→ INSTRUCTION:
Report every line below that holds the word "this".

* start *

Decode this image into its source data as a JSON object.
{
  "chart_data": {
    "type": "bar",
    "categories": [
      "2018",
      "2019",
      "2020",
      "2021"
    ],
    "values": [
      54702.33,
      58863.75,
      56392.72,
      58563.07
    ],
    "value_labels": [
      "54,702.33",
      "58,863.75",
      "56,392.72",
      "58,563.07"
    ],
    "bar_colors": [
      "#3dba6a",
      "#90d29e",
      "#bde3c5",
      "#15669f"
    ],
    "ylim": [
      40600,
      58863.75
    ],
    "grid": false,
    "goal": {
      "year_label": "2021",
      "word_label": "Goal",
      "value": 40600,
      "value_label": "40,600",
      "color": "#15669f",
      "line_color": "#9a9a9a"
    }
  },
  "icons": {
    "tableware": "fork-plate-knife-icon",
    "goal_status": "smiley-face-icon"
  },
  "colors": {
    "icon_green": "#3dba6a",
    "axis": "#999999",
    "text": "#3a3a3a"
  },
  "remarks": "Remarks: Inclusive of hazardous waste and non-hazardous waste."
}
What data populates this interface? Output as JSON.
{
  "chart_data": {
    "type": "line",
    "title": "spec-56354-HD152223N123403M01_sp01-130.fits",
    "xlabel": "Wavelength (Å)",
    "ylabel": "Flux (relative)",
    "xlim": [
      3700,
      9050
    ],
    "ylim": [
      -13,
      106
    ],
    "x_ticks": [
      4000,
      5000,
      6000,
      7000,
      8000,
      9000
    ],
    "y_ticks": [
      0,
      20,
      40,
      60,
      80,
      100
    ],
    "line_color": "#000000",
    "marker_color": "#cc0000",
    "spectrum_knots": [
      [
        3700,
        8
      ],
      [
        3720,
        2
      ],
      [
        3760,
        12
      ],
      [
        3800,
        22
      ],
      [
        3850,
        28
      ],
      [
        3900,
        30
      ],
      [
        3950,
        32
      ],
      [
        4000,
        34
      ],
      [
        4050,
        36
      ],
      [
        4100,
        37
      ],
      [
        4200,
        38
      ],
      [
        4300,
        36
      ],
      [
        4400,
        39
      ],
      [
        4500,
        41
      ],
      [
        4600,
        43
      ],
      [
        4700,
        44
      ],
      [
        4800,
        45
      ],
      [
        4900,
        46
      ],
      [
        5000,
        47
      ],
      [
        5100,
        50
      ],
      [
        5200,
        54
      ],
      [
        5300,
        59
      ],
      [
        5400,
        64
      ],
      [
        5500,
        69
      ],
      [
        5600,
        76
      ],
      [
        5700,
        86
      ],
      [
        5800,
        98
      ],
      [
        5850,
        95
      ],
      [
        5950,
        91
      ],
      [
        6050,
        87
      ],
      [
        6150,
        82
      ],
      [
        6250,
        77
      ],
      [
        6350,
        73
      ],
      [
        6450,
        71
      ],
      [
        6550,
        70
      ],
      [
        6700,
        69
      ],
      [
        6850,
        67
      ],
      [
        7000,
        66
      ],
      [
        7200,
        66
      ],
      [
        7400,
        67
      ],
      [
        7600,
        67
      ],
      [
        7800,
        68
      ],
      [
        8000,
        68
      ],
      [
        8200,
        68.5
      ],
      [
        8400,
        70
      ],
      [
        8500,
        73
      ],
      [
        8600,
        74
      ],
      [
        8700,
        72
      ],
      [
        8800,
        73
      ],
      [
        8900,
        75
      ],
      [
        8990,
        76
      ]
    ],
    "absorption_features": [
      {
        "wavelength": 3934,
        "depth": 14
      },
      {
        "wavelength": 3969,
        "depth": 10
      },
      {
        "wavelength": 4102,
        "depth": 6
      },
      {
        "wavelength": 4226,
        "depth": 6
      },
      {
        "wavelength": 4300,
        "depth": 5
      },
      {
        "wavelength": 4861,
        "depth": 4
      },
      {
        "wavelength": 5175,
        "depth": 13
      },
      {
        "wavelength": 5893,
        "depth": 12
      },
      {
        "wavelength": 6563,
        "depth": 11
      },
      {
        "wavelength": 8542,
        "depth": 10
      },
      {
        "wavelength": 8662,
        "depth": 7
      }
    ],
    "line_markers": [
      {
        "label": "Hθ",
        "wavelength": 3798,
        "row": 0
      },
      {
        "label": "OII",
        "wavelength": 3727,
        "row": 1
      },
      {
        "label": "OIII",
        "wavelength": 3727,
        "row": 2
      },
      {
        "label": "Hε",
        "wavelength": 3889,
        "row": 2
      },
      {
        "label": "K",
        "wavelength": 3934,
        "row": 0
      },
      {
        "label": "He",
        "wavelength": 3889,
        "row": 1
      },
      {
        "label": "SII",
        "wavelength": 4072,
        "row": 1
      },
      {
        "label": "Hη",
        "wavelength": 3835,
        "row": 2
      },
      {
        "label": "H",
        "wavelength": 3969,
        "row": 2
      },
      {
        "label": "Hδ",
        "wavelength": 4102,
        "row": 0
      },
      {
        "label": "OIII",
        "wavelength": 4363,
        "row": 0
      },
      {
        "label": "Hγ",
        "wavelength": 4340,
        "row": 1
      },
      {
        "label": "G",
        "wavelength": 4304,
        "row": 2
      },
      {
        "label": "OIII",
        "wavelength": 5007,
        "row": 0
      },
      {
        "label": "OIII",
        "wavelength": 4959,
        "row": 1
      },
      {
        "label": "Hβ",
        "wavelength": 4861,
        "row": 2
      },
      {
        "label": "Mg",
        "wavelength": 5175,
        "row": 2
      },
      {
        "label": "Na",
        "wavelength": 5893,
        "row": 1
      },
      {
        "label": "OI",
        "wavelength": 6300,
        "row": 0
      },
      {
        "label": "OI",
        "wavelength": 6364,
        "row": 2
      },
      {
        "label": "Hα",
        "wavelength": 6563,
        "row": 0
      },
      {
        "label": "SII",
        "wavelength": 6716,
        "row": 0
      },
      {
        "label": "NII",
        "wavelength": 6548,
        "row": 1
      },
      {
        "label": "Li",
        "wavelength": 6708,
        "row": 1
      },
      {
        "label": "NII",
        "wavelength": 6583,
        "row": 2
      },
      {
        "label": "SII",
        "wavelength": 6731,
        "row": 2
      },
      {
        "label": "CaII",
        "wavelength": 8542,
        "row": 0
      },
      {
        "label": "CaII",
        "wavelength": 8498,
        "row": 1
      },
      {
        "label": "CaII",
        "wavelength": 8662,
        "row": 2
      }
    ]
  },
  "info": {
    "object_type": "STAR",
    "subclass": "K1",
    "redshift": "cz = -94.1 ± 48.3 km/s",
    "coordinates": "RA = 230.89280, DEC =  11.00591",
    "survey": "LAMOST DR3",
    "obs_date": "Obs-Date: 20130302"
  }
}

* end *

→ CORRECT ANSWER:
Decode this image into its source data as a JSON object.
What data populates this interface? Output as JSON.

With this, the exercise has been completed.